Requirements:
Look through the material below and count the lines with the string "stats". Report only the count.

Exercise material:
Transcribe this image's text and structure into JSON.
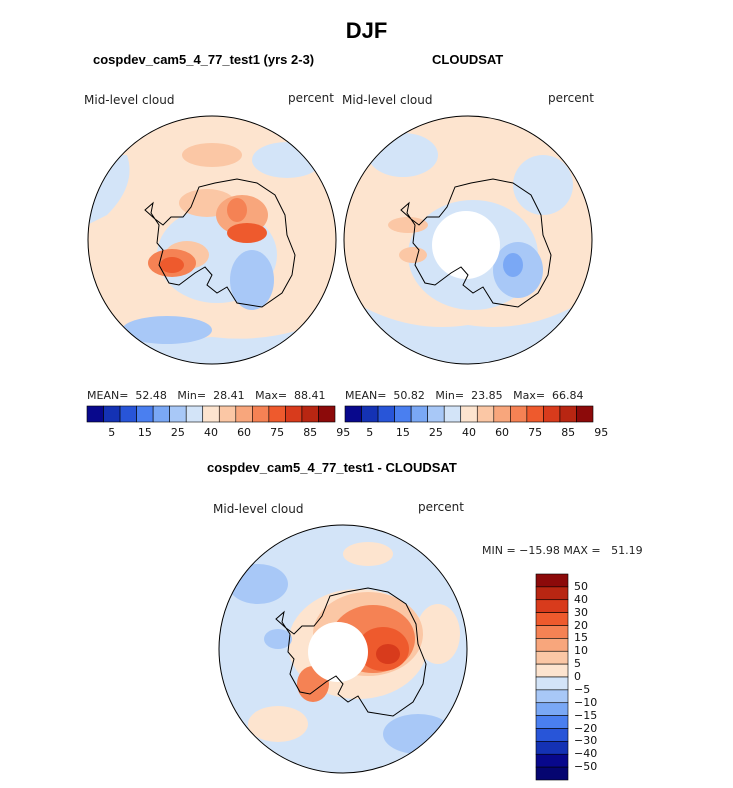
{
  "title": "DJF",
  "panels": [
    {
      "heading": "cospdev_cam5_4_77_test1 (yrs 2-3)",
      "variable": "Mid-level cloud",
      "units": "percent",
      "stats": "MEAN=  52.48   Min=  28.41   Max=  88.41"
    },
    {
      "heading": "CLOUDSAT",
      "variable": "Mid-level cloud",
      "units": "percent",
      "stats": "MEAN=  50.82   Min=  23.85   Max=  66.84"
    }
  ],
  "diff": {
    "heading": "cospdev_cam5_4_77_test1 - CLOUDSAT",
    "variable": "Mid-level cloud",
    "units": "percent",
    "stats": "MIN = −15.98 MAX =   51.19"
  },
  "colorbar_abs": {
    "labels": [
      "5",
      "15",
      "25",
      "40",
      "60",
      "75",
      "85",
      "95"
    ],
    "colors": [
      "#08088c",
      "#1432b4",
      "#2855d8",
      "#4a7ff0",
      "#7aa8f5",
      "#a8c8f7",
      "#d3e4f8",
      "#fde4cf",
      "#fbc7a5",
      "#f8a67c",
      "#f58254",
      "#ee5a2d",
      "#d83b1c",
      "#b82612",
      "#8c0a0a"
    ]
  },
  "colorbar_diff": {
    "labels": [
      "50",
      "40",
      "30",
      "20",
      "15",
      "10",
      "5",
      "0",
      "−5",
      "−10",
      "−15",
      "−20",
      "−30",
      "−40",
      "−50"
    ],
    "colors": [
      "#8c0a0a",
      "#b82612",
      "#d83b1c",
      "#ee5a2d",
      "#f58254",
      "#f8a67c",
      "#fbc7a5",
      "#fde4cf",
      "#d3e4f8",
      "#a8c8f7",
      "#7aa8f5",
      "#4a7ff0",
      "#2855d8",
      "#1432b4",
      "#08088c",
      "#050570"
    ]
  }
}
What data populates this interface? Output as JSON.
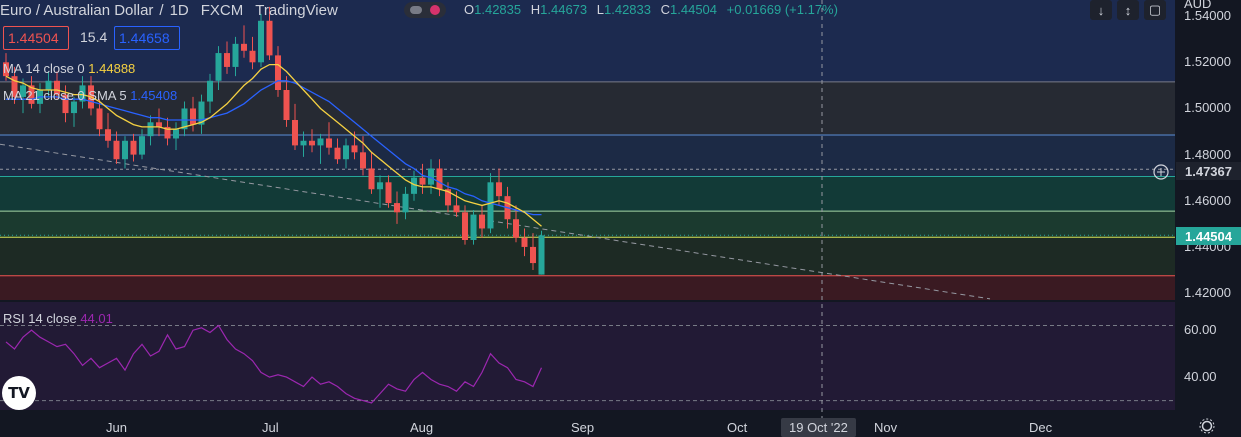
{
  "header": {
    "symbol": "Euro / Australian Dollar",
    "interval": "1D",
    "exchange": "FXCM",
    "platform": "TradingView"
  },
  "ohlc": {
    "o_label": "O",
    "o": "1.42835",
    "h_label": "H",
    "h": "1.44673",
    "l_label": "L",
    "l": "1.42833",
    "c_label": "C",
    "c": "1.44504",
    "change": "+0.01669 (+1.17%)"
  },
  "quote": {
    "bid": "1.44504",
    "spread": "15.4",
    "ask": "1.44658"
  },
  "indicators": {
    "ma14_label": "MA 14 close 0",
    "ma14_value": "1.44888",
    "ma21_label": "MA 21 close 0 SMA 5",
    "ma21_value": "1.45408",
    "rsi_label": "RSI 14 close",
    "rsi_value": "44.01"
  },
  "price_axis": {
    "currency": "AUD",
    "ticks": [
      "1.54000",
      "1.52000",
      "1.50000",
      "1.48000",
      "1.46000",
      "1.44000",
      "1.42000"
    ],
    "marker_label": "1.47367",
    "last_price_label": "1.44504"
  },
  "rsi_axis": {
    "ticks": [
      "60.00",
      "40.00"
    ]
  },
  "time_axis": {
    "labels": [
      "Jun",
      "Jul",
      "Aug",
      "Sep",
      "Oct",
      "Nov",
      "Dec"
    ],
    "crosshair_label": "19 Oct '22"
  },
  "logo": "TV",
  "colors": {
    "up": "#26a69a",
    "down": "#ef5350",
    "ma14": "#f5d142",
    "ma21": "#2962ff",
    "rsi": "#9c27b0"
  },
  "chart_data": {
    "type": "candlestick",
    "ylim": [
      1.417,
      1.547
    ],
    "candles": [
      [
        1.52,
        1.524,
        1.512,
        1.514
      ],
      [
        1.514,
        1.518,
        1.502,
        1.505
      ],
      [
        1.505,
        1.513,
        1.498,
        1.51
      ],
      [
        1.51,
        1.514,
        1.5,
        1.502
      ],
      [
        1.502,
        1.511,
        1.498,
        1.508
      ],
      [
        1.508,
        1.516,
        1.505,
        1.512
      ],
      [
        1.512,
        1.516,
        1.504,
        1.506
      ],
      [
        1.506,
        1.51,
        1.494,
        1.498
      ],
      [
        1.498,
        1.505,
        1.492,
        1.503
      ],
      [
        1.503,
        1.514,
        1.5,
        1.51
      ],
      [
        1.51,
        1.514,
        1.497,
        1.5
      ],
      [
        1.5,
        1.504,
        1.488,
        1.491
      ],
      [
        1.491,
        1.498,
        1.483,
        1.486
      ],
      [
        1.486,
        1.49,
        1.476,
        1.478
      ],
      [
        1.478,
        1.488,
        1.474,
        1.486
      ],
      [
        1.486,
        1.489,
        1.477,
        1.48
      ],
      [
        1.48,
        1.491,
        1.478,
        1.488
      ],
      [
        1.488,
        1.497,
        1.484,
        1.494
      ],
      [
        1.494,
        1.5,
        1.488,
        1.492
      ],
      [
        1.492,
        1.496,
        1.484,
        1.487
      ],
      [
        1.487,
        1.494,
        1.482,
        1.491
      ],
      [
        1.491,
        1.503,
        1.488,
        1.5
      ],
      [
        1.5,
        1.505,
        1.49,
        1.493
      ],
      [
        1.493,
        1.506,
        1.489,
        1.503
      ],
      [
        1.503,
        1.515,
        1.498,
        1.512
      ],
      [
        1.512,
        1.527,
        1.508,
        1.524
      ],
      [
        1.524,
        1.529,
        1.515,
        1.518
      ],
      [
        1.518,
        1.531,
        1.514,
        1.528
      ],
      [
        1.528,
        1.536,
        1.522,
        1.525
      ],
      [
        1.525,
        1.531,
        1.517,
        1.52
      ],
      [
        1.52,
        1.541,
        1.518,
        1.538
      ],
      [
        1.538,
        1.544,
        1.521,
        1.523
      ],
      [
        1.523,
        1.527,
        1.505,
        1.508
      ],
      [
        1.508,
        1.514,
        1.492,
        1.495
      ],
      [
        1.495,
        1.502,
        1.482,
        1.484
      ],
      [
        1.484,
        1.49,
        1.479,
        1.486
      ],
      [
        1.486,
        1.491,
        1.481,
        1.484
      ],
      [
        1.484,
        1.489,
        1.476,
        1.487
      ],
      [
        1.487,
        1.494,
        1.48,
        1.483
      ],
      [
        1.483,
        1.487,
        1.476,
        1.478
      ],
      [
        1.478,
        1.487,
        1.474,
        1.484
      ],
      [
        1.484,
        1.49,
        1.478,
        1.481
      ],
      [
        1.481,
        1.488,
        1.471,
        1.474
      ],
      [
        1.474,
        1.481,
        1.463,
        1.465
      ],
      [
        1.465,
        1.471,
        1.457,
        1.468
      ],
      [
        1.468,
        1.471,
        1.457,
        1.459
      ],
      [
        1.459,
        1.464,
        1.45,
        1.455
      ],
      [
        1.455,
        1.466,
        1.452,
        1.463
      ],
      [
        1.463,
        1.473,
        1.46,
        1.47
      ],
      [
        1.47,
        1.476,
        1.463,
        1.467
      ],
      [
        1.467,
        1.478,
        1.463,
        1.474
      ],
      [
        1.474,
        1.478,
        1.462,
        1.465
      ],
      [
        1.465,
        1.468,
        1.455,
        1.458
      ],
      [
        1.458,
        1.464,
        1.453,
        1.455
      ],
      [
        1.455,
        1.458,
        1.441,
        1.443
      ],
      [
        1.443,
        1.456,
        1.441,
        1.454
      ],
      [
        1.454,
        1.458,
        1.444,
        1.448
      ],
      [
        1.448,
        1.472,
        1.446,
        1.468
      ],
      [
        1.468,
        1.474,
        1.458,
        1.462
      ],
      [
        1.462,
        1.466,
        1.448,
        1.452
      ],
      [
        1.452,
        1.458,
        1.442,
        1.444
      ],
      [
        1.444,
        1.448,
        1.436,
        1.44
      ],
      [
        1.44,
        1.446,
        1.43,
        1.433
      ],
      [
        1.428,
        1.447,
        1.428,
        1.445
      ]
    ],
    "ma14": [
      1.514,
      1.512,
      1.511,
      1.509,
      1.508,
      1.508,
      1.508,
      1.507,
      1.506,
      1.506,
      1.505,
      1.503,
      1.5,
      1.497,
      1.495,
      1.493,
      1.492,
      1.492,
      1.492,
      1.491,
      1.491,
      1.492,
      1.493,
      1.494,
      1.496,
      1.499,
      1.502,
      1.506,
      1.51,
      1.513,
      1.517,
      1.519,
      1.519,
      1.516,
      1.512,
      1.508,
      1.504,
      1.5,
      1.497,
      1.494,
      1.491,
      1.488,
      1.485,
      1.481,
      1.478,
      1.475,
      1.472,
      1.469,
      1.467,
      1.466,
      1.466,
      1.465,
      1.464,
      1.462,
      1.46,
      1.459,
      1.458,
      1.459,
      1.46,
      1.459,
      1.457,
      1.455,
      1.452,
      1.449
    ],
    "ma21": [
      1.504,
      1.504,
      1.504,
      1.504,
      1.505,
      1.505,
      1.505,
      1.504,
      1.504,
      1.504,
      1.503,
      1.502,
      1.501,
      1.5,
      1.499,
      1.498,
      1.497,
      1.496,
      1.496,
      1.495,
      1.495,
      1.495,
      1.495,
      1.495,
      1.496,
      1.497,
      1.498,
      1.5,
      1.502,
      1.505,
      1.508,
      1.51,
      1.512,
      1.512,
      1.511,
      1.509,
      1.507,
      1.505,
      1.503,
      1.5,
      1.497,
      1.494,
      1.491,
      1.488,
      1.485,
      1.482,
      1.479,
      1.476,
      1.474,
      1.471,
      1.47,
      1.468,
      1.466,
      1.465,
      1.463,
      1.462,
      1.46,
      1.459,
      1.458,
      1.457,
      1.456,
      1.455,
      1.454,
      1.454
    ],
    "rsi": [
      55,
      52,
      57,
      60,
      57,
      55,
      53,
      54,
      50,
      45,
      48,
      44,
      46,
      48,
      43,
      50,
      54,
      49,
      51,
      58,
      52,
      53,
      60,
      61,
      59,
      62,
      56,
      52,
      50,
      47,
      42,
      40,
      41,
      40,
      38,
      36,
      40,
      37,
      38,
      36,
      33,
      31,
      30,
      29,
      33,
      37,
      35,
      34,
      39,
      42,
      39,
      37,
      36,
      34,
      38,
      36,
      42,
      50,
      46,
      44,
      39,
      38,
      36,
      44
    ],
    "rsi_ylim": [
      26,
      72
    ],
    "levels": [
      1.5115,
      1.4885,
      1.4705,
      1.4555,
      1.4442,
      1.4275
    ],
    "marker_price": 1.47367,
    "last_price": 1.44504
  }
}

Task result:
3